O acórdão do caso de Max Mosley, ex-presidente da FIA, demonstra que o right to be left alone é um direito sem tutela jurídica em muitas jurisdições.

O crescimento e utilização das Tecnologias de Informação (TI) da web e o aparecimento dos ISP’s e das redes sociais obrigaram, porém, que na última década se retomasse a equação da tutela da privacidade.

O que há de radicalmente novo na sociedade digital, que determina a redefinição doutrinária da prevalência (ou não) do direito à privacidade? Como afirmou David Ardiz, director do Digital Media Project for Internet and Society da Universidade de Harvard, “The amount of information available about most individuals today far exceeds any other time in human history. The fact that many of us don’t have control over how that information is shared is a significant change.

Todos sabem que os agentes económicos hoje – e com uma tendência de crescimento exponencial – guardam a maior parte da sua informação e dos seus registos em formato electrónico. As razões são diversas e relativamente conhecidas: produtividade acrescida, facilidade de acessos, simplicidade de manuseamento e até preocupações ambientais. Mas com toda essa informação, são armazenados dados pessoais, que muitas vezes os agentes económicos deixam sem protecção e à disposição de quem se dedica ou ao voyeurismo informático ou ao cibercrime, que vai desde o roubo das diversas formas de identidade, tanto físicas como electrónicas e virtuais, como a práticas que podem ir até à fraude em larga escala, à apropriação de segredos de negócio ou dados de elementos chave das empresas e da administração pública. O tema da Wikileaks – e o seu fim – é um bom exemplo de como, a pretexto da liberdade de informação, se procedeu a uma devassa e tratamento de dados pessoais que, entre outros direitos fundamentais, violou repetidamente o direito à privacidade.

O dilúvio de dados pessoais que a cada minuto entra na web e as lacunas na legislação (completadas por uma jurisprudência que tarda em consolidar-se) determina uma “falha de mercado” digital resultante do desconhecimento e/ou não cumprimento das leis de protecção de protecção de dados, o que leva à necessidade de repensar a protecção do direito fundamental pelo qual inicio estas linhas: o direito à privacidade. Gera também o imperativo de meditar sobre a necessidade de, no mercado electronicamente acedível e ilimitado, reconhecer o direito à privacidade e incorporar no conceito deste o right to be left alone que, numa sociedade digital, deve ser entendido como um direito fundamental.

> _EXCERTO DE DADOS_
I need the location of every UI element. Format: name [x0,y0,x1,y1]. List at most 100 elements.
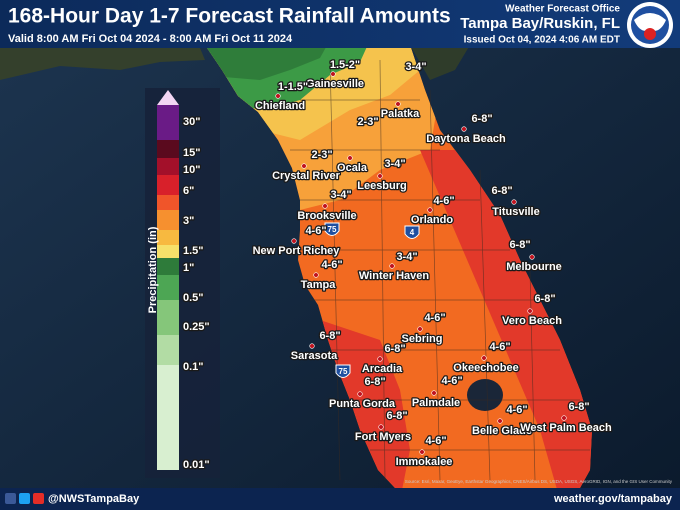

> _TAREFAS E EXERCÍCIOS_
1. Enumere as razões apontadas no texto sobre o direito à privacidade para os agentes económicos guardarem a sua informação e os seus registos em formato electrónico.
2. De acordo com o texto sobre o direito à privacidade, que cargo ocupa David Ardiz?
3. Segundo o texto sobre o direito à privacidade, por que motivo é necessário repensar a protecção do direito à privacidade?
Para responder, baseie-se apenas no texto e não no material.

> _SOLUÇÕES DOS EXERCÍCIOS_
1. Produtividade acrescida, facilidade de acessos, simplicidade de manuseamento e preocupações ambientais.

2. É director do Digital Media Project for Internet and Society da Universidade de Harvard.

3. O dilúvio de dados pessoais que entra na web a cada minuto e as lacunas na legislação, completadas por uma jurisprudência que tarda em consolidar-se, determinam uma "falha de mercado" digital. Essa falha resulta do desconhecimento e/ou do não cumprimento das leis de protecção de dados, o que leva à necessidade de repensar a protecção desse direito fundamental.